Task objective ->
Each line that holds the word "attached" should be returned.

Data listing ->
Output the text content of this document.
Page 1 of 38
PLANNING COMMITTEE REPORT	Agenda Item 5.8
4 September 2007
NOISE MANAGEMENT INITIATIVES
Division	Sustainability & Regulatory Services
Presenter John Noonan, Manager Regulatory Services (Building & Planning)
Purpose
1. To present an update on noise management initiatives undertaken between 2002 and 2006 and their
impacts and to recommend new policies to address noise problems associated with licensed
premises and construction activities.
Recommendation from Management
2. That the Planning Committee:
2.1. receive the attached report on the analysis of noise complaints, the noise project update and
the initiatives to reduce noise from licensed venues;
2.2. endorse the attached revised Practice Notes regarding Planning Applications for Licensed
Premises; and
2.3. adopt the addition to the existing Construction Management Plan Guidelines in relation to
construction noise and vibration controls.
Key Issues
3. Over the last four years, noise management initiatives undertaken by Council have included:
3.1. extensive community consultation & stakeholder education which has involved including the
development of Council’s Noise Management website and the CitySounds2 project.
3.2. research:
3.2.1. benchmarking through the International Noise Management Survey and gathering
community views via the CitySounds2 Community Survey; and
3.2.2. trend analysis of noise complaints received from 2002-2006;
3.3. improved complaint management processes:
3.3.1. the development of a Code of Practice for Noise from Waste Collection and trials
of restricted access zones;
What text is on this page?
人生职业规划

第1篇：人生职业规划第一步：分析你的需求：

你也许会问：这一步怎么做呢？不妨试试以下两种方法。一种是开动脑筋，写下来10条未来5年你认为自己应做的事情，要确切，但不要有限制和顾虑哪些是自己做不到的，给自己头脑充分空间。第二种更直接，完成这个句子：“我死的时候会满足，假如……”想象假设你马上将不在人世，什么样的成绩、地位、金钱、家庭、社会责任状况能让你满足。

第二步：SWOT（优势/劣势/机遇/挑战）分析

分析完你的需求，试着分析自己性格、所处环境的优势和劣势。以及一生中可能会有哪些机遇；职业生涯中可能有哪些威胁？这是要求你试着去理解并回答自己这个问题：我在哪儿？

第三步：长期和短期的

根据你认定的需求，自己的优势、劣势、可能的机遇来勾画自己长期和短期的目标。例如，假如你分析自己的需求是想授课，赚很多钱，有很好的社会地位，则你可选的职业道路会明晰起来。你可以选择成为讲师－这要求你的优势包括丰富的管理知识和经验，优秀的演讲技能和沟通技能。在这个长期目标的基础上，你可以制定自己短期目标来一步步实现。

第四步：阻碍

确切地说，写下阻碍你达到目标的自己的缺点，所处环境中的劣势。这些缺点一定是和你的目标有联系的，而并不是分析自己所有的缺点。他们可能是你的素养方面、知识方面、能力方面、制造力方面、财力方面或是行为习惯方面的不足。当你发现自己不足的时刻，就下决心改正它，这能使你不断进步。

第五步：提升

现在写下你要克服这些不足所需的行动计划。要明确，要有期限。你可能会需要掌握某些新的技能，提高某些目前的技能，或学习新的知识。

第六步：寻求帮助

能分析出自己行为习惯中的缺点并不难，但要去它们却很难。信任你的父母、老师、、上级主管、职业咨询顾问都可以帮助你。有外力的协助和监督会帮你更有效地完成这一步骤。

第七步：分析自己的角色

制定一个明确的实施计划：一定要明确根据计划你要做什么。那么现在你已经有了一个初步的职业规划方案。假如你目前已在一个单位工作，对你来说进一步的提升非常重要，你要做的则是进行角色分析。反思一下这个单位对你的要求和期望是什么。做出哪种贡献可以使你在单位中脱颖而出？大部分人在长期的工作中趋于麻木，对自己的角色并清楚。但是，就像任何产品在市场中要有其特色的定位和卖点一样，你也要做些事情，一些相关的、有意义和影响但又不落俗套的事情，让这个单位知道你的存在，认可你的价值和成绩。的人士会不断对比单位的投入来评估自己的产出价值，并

---

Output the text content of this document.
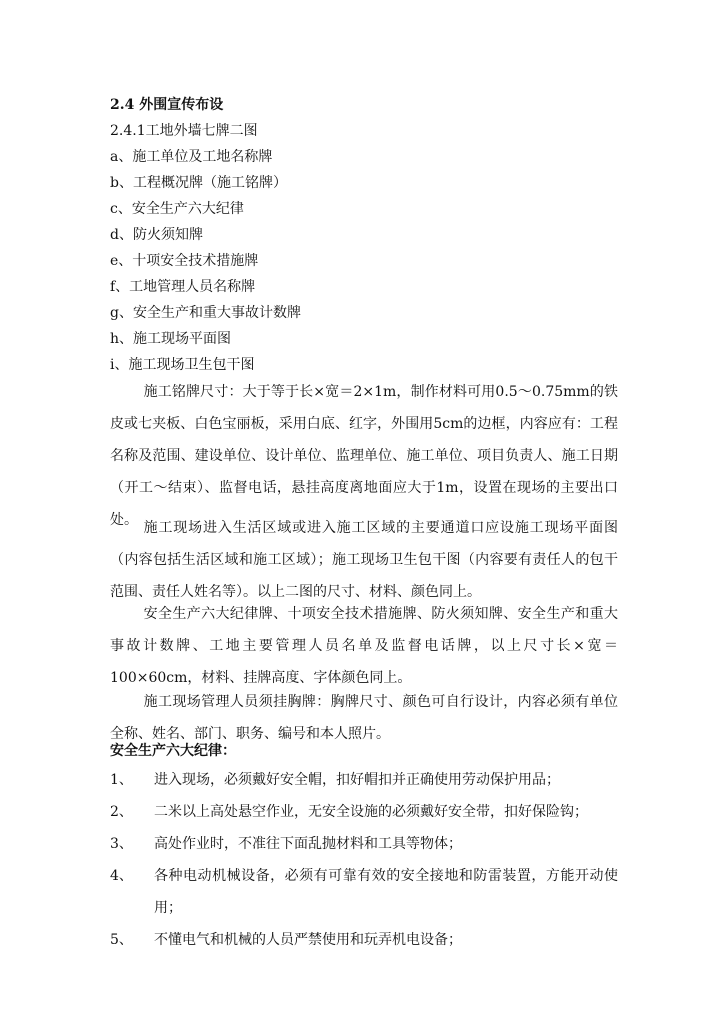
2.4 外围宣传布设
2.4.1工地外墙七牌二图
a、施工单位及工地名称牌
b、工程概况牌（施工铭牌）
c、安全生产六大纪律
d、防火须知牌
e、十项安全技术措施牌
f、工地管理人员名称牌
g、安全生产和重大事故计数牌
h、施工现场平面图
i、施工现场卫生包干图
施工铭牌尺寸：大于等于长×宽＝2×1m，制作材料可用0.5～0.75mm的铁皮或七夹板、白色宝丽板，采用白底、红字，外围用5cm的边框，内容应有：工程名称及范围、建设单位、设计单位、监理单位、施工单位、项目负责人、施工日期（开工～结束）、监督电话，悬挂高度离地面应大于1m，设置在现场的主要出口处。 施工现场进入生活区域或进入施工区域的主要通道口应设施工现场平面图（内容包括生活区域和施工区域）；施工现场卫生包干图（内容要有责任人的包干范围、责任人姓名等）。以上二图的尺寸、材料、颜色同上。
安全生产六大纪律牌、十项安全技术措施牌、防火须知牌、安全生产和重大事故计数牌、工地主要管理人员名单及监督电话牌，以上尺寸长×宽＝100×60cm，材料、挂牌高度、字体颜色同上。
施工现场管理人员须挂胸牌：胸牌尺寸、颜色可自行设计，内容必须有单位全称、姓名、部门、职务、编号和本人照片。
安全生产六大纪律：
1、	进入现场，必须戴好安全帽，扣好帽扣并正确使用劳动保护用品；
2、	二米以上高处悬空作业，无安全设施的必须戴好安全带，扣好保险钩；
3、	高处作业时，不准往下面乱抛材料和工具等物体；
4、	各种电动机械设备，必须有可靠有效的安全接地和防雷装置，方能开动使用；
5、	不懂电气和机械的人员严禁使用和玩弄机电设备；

* * *

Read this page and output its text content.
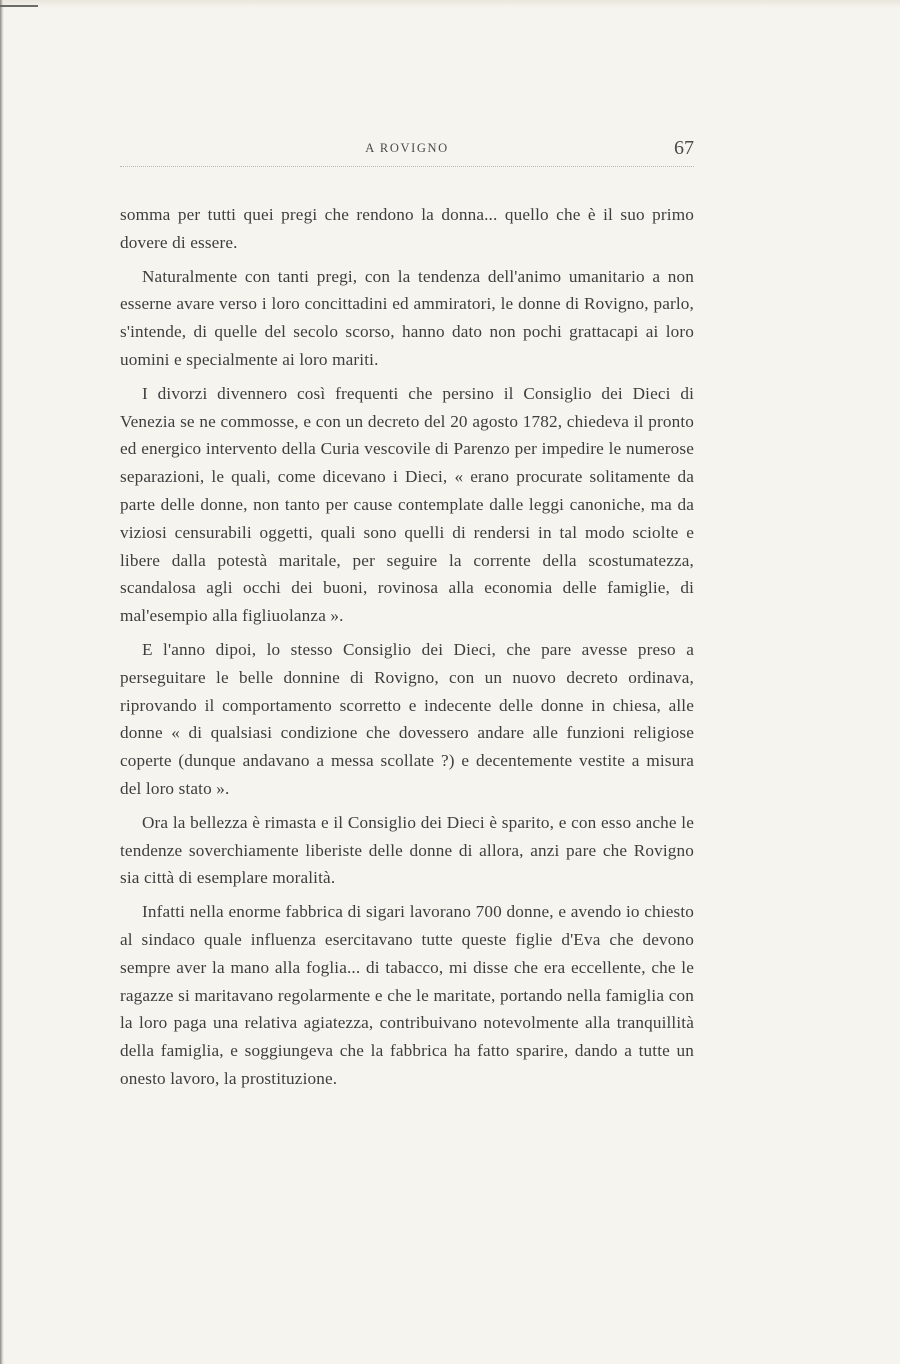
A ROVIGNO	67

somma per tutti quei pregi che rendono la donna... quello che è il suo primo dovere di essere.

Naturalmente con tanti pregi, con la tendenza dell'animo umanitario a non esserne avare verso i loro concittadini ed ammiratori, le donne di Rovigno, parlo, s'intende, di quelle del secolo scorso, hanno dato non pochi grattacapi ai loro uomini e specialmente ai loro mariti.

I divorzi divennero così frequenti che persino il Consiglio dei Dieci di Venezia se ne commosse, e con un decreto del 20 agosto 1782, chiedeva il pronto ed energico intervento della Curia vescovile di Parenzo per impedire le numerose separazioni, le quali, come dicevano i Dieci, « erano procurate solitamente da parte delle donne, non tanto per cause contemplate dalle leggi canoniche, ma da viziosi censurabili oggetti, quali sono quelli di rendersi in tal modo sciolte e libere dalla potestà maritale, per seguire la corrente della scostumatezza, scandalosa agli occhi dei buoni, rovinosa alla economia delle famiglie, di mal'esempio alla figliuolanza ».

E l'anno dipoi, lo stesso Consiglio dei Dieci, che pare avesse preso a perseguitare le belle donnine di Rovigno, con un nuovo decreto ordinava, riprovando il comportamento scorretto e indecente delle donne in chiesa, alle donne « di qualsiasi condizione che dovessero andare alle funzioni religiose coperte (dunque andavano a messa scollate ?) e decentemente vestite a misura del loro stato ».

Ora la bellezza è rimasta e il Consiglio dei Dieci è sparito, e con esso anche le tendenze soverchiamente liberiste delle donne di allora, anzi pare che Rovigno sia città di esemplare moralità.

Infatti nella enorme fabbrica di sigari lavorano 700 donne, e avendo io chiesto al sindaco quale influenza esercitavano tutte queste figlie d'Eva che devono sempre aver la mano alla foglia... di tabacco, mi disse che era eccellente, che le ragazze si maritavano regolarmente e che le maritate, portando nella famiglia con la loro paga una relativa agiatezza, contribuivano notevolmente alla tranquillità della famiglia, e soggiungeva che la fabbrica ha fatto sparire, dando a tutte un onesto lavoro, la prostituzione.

Task solution ->
2.1. receive the attached report on the analysis of noise complaints, the noise project update and
2.2. endorse the attached revised Practice Notes regarding Planning Applications for Licensed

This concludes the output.